WHAT IS EXPECTED: Select all lines with the string "下列说法正确的是" in them, and copy those lines.

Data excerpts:
# # # # # # #

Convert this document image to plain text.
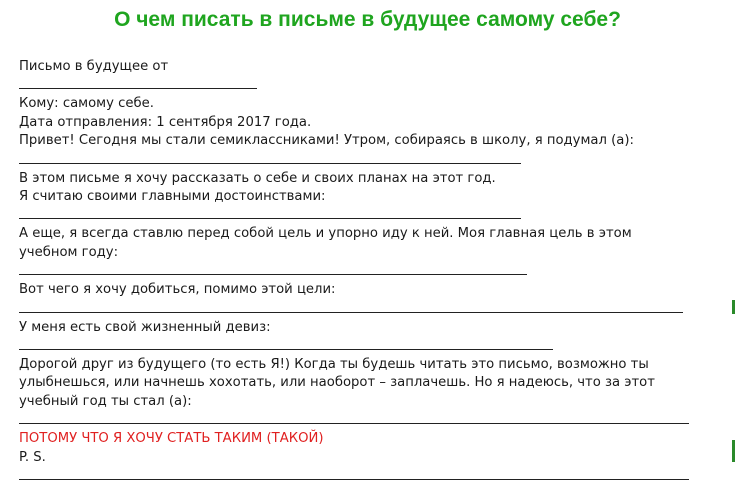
О чем писать в письме в будущее самому себе?
Письмо в будущее от
Кому: самому себе.
Дата отправления: 1 сентября 2017 года.
Привет! Сегодня мы стали семиклассниками! Утром, собираясь в школу, я подумал (а):
В этом письме я хочу рассказать о себе и своих планах на этот год.
Я считаю своими главными достоинствами:
А еще, я всегда ставлю перед собой цель и упорно иду к ней. Моя главная цель в этом учебном году:
Вот чего я хочу добиться, помимо этой цели:
У меня есть свой жизненный девиз:
Дорогой друг из будущего (то есть Я!) Когда ты будешь читать это письмо, возможно ты улыбнешься, или начнешь хохотать, или наоборот – заплачешь. Но я надеюсь, что за этот учебный год ты стал (а):
ПОТОМУ ЧТО Я ХОЧУ СТАТЬ ТАКИМ (ТАКОЙ)
P. S.
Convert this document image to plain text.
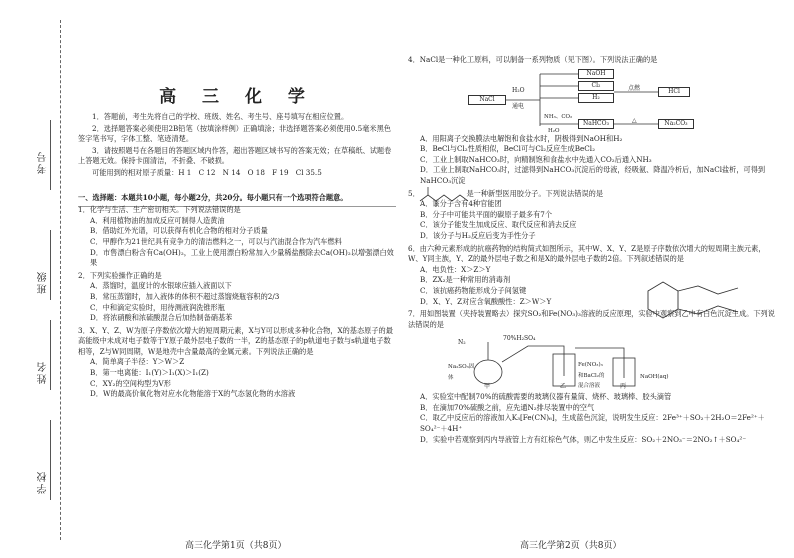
考号
班级
姓名
学校
高 三 化 学

1．答题前，考生先将自己的学校、班级、姓名、考生号、座号填写在相应位置。

2．选择题答案必须使用2B铅笔（按填涂样例）正确填涂；非选择题答案必须使用0.5毫米黑色签字笔书写，字体工整、笔迹清楚。

3．请按照题号在各题目的答题区域内作答，超出答题区域书写的答案无效；在草稿纸、试题卷上答题无效。保持卡面清洁，不折叠、不破损。

可能用到的相对原子质量：H 1　C 12　N 14　O 18　F 19　Cl 35.5

一、选择题：本题共10小题，每小题2分，共20分。每小题只有一个选项符合题意。
1．化学与生活、生产密切相关。下列说法错误的是
A．利用植物油的加成反应可制得人造黄油
B．借助红外光谱，可以获得有机化合物的相对分子质量
C．甲醇作为21世纪具有竞争力的清洁燃料之一，可以与汽油混合作为汽车燃料
D．市售漂白粉含有Ca(OH)₂，工业上使用漂白粉常加入少量稀盐酸除去Ca(OH)₂以增强漂白效果
2．下列实验操作正确的是
A．蒸馏时，温度计的水银球应插入液面以下
B．常压蒸馏时，加入液体的体积不超过蒸馏烧瓶容积的2/3
C．中和滴定实验时，用待测液润洗锥形瓶
D．将浓硝酸和浓硫酸混合后加热制备硝基苯
3．X、Y、Z、W为原子序数依次增大的短周期元素，X与Y可以形成多种化合物，X的基态原子的最高能级中未成对电子数等于Y原子最外层电子数的一半，Z的基态原子的p轨道电子数与s轨道电子数相等，Z与W同周期，W是地壳中含量最高的金属元素。下列说法正确的是
A．简单离子半径：Y＞W＞Z
B．第一电离能：I₁(Y)＞I₁(X)＞I₁(Z)
C．XY₂的空间构型为V形
D．W的最高价氧化物对应水化物能溶于X的气态氢化物的水溶液
4．NaCl是一种化工原料，可以制备一系列物质（见下图）。下列说法正确的是
NaCl
NaOH
Cl₂
H₂
NaHCO₃
HCl
Na₂CO₃
H₂O
通电
NH₃、CO₂
H₂O
点燃
△
A．用阳离子交换膜法电解饱和食盐水时，阴极得到NaOH和H₂
B．BeCl与Cl₂性质相似，BeCl可与Cl₂反应生成BeCl₂
C．工业上制取NaHCO₃时，向精制饱和食盐水中先通入CO₂后通入NH₃
D．工业上制取NaHCO₃时，过滤得到NaHCO₃沉淀后的母液，经吸氨、降温冷析后，加NaCl盐析，可得到NaHCO₃沉淀
5．　　　　　　　是一种新型医用胶分子。下列说法错误的是
A．该分子含有4种官能团
B．分子中可能共平面的碳原子最多有7个
C．该分子能发生加成反应、取代反应和消去反应
D．该分子与H₂反应后变为手性分子
6．由六种元素形成的抗癌药物的结构简式如图所示，其中W、X、Y、Z是原子序数依次增大的短周期主族元素，W、Y同主族，Y、Z的最外层电子数之和是X的最外层电子数的2倍。下列叙述错误的是
A．电负性：X＞Z＞Y
B．ZX₂是一种常用的消毒剂
C．该抗癌药物能形成分子间氢键
D．X、Y、Z对应含氧酸酸性：Z＞W＞Y
7．用如图装置（夹持装置略去）探究SO₂和Fe(NO₃)₃溶液的反应原理，实验中观察到乙中有白色沉淀生成。下列说法错误的是
70%H₂SO₄
N₂
Na₂SO₃固体
Fe(NO₃)₃和BaCl₂的混合溶液
NaOH(aq)
甲	乙	丙
A．实验室中配制70%的硫酸需要的玻璃仪器有量筒、烧杯、玻璃棒、胶头滴管
B．在滴加70%硫酸之前，应先通N₂排尽装置中的空气
C．取乙中反应后的溶液加入K₃[Fe(CN)₆]，生成蓝色沉淀，说明发生反应：2Fe³⁺＋SO₂＋2H₂O＝2Fe²⁺＋SO₄²⁻＋4H⁺
D．实验中若观察到丙内导液管上方有红棕色气体，则乙中发生反应：SO₂＋2NO₃⁻＝2NO₂↑＋SO₄²⁻
高三化学第1页（共8页）	高三化学第2页（共8页）
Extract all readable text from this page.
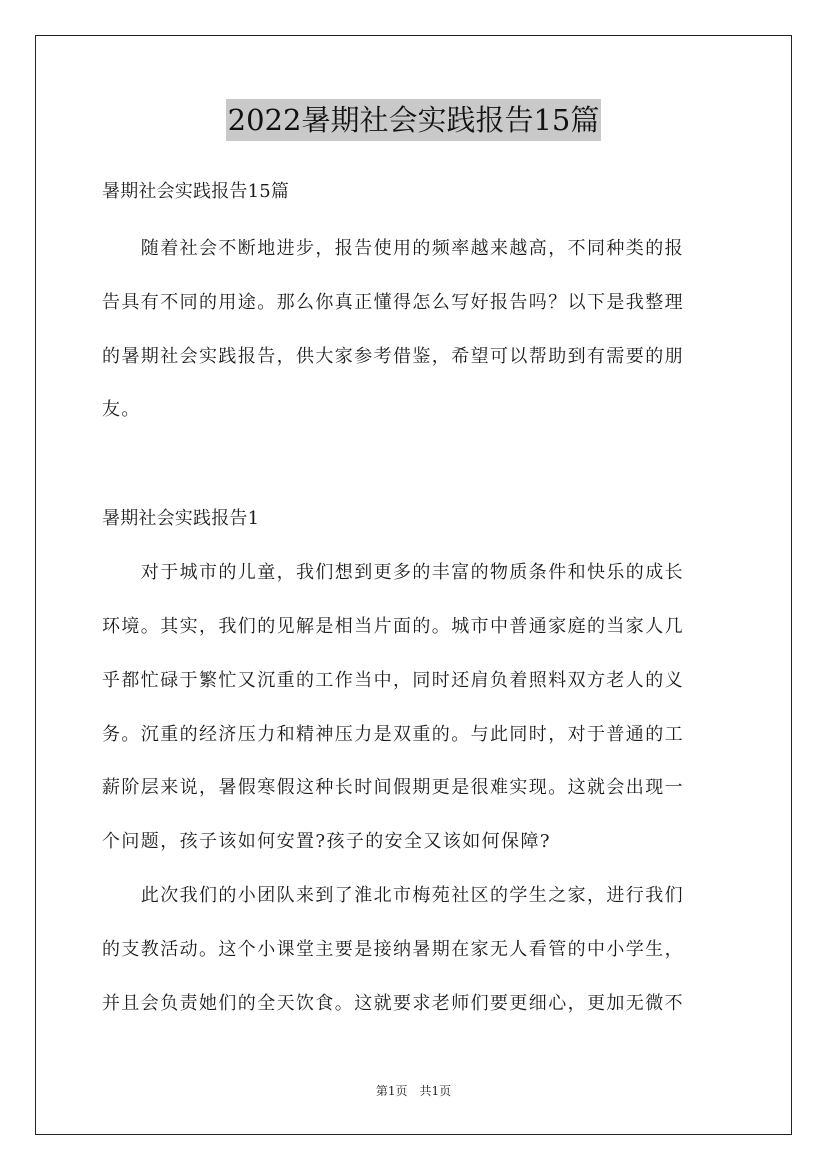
2022暑期社会实践报告15篇
暑期社会实践报告15篇
　　随着社会不断地进步，报告使用的频率越来越高，不同种类的报
告具有不同的用途。那么你真正懂得怎么写好报告吗？以下是我整理
的暑期社会实践报告，供大家参考借鉴，希望可以帮助到有需要的朋
友。
暑期社会实践报告1
　　对于城市的儿童，我们想到更多的丰富的物质条件和快乐的成长
环境。其实，我们的见解是相当片面的。城市中普通家庭的当家人几
乎都忙碌于繁忙又沉重的工作当中，同时还肩负着照料双方老人的义
务。沉重的经济压力和精神压力是双重的。与此同时，对于普通的工
薪阶层来说，暑假寒假这种长时间假期更是很难实现。这就会出现一
个问题，孩子该如何安置?孩子的安全又该如何保障?
　　此次我们的小团队来到了淮北市梅苑社区的学生之家，进行我们
的支教活动。这个小课堂主要是接纳暑期在家无人看管的中小学生，
并且会负责她们的全天饮食。这就要求老师们要更细心，更加无微不
第1页　共1页
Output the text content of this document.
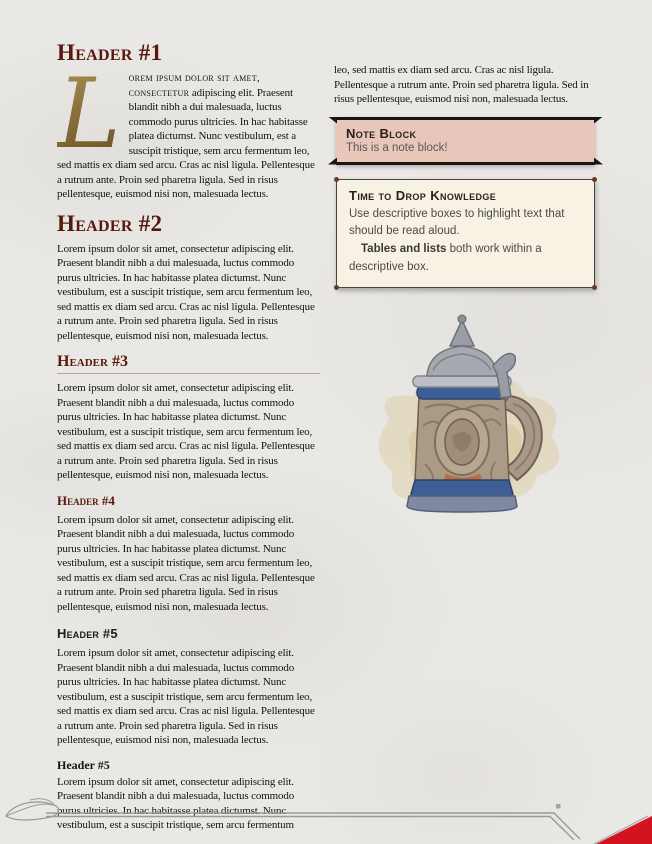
Header #1

L orem ipsum dolor sit amet, consectetur adipiscing elit. Praesent blandit nibh a dui malesuada, luctus commodo purus ultricies. In hac habitasse platea dictumst. Nunc vestibulum, est a suscipit tristique, sem arcu fermentum leo, sed mattis ex diam sed arcu. Cras ac nisl ligula. Pellentesque a rutrum ante. Proin sed pharetra ligula. Sed in risus pellentesque, euismod nisi non, malesuada lectus.

Header #2

Lorem ipsum dolor sit amet, consectetur adipiscing elit. Praesent blandit nibh a dui malesuada, luctus commodo purus ultricies. In hac habitasse platea dictumst. Nunc vestibulum, est a suscipit tristique, sem arcu fermentum leo, sed mattis ex diam sed arcu. Cras ac nisl ligula. Pellentesque a rutrum ante. Proin sed pharetra ligula. Sed in risus pellentesque, euismod nisi non, malesuada lectus.

Header #3

Lorem ipsum dolor sit amet, consectetur adipiscing elit. Praesent blandit nibh a dui malesuada, luctus commodo purus ultricies. In hac habitasse platea dictumst. Nunc vestibulum, est a suscipit tristique, sem arcu fermentum leo, sed mattis ex diam sed arcu. Cras ac nisl ligula. Pellentesque a rutrum ante. Proin sed pharetra ligula. Sed in risus pellentesque, euismod nisi non, malesuada lectus.

Header #4

Lorem ipsum dolor sit amet, consectetur adipiscing elit. Praesent blandit nibh a dui malesuada, luctus commodo purus ultricies. In hac habitasse platea dictumst. Nunc vestibulum, est a suscipit tristique, sem arcu fermentum leo, sed mattis ex diam sed arcu. Cras ac nisl ligula. Pellentesque a rutrum ante. Proin sed pharetra ligula. Sed in risus pellentesque, euismod nisi non, malesuada lectus.

Header #5

Lorem ipsum dolor sit amet, consectetur adipiscing elit. Praesent blandit nibh a dui malesuada, luctus commodo purus ultricies. In hac habitasse platea dictumst. Nunc vestibulum, est a suscipit tristique, sem arcu fermentum leo, sed mattis ex diam sed arcu. Cras ac nisl ligula. Pellentesque a rutrum ante. Proin sed pharetra ligula. Sed in risus pellentesque, euismod nisi non, malesuada lectus.

Header #5

Lorem ipsum dolor sit amet, consectetur adipiscing elit. Praesent blandit nibh a dui malesuada, luctus commodo purus ultricies. In hac habitasse platea dictumst. Nunc vestibulum, est a suscipit tristique, sem arcu fermentum

leo, sed mattis ex diam sed arcu. Cras ac nisl ligula. Pellentesque a rutrum ante. Proin sed pharetra ligula. Sed in risus pellentesque, euismod nisi non, malesuada lectus.

Note Block
This is a note block!
Time to Drop Knowledge
Use descriptive boxes to highlight text that should be read aloud.
Tables and lists both work within a descriptive box.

# # # # # # #

RESULT OF THE TASK:
3．X、Y、Z、W为原子序数依次增大的短周期元素，X与Y可以形成多种化合物，X的基态原子的最高能级中未成对电子数等于Y原子最外层电子数的一半，Z的基态原子的p轨道电子数与s轨道电子数相等，Z与W同周期，W是地壳中含量最高的金属元素。下列说法正确的是
4．NaCl是一种化工原料，可以制备一系列物质（见下图）。下列说法正确的是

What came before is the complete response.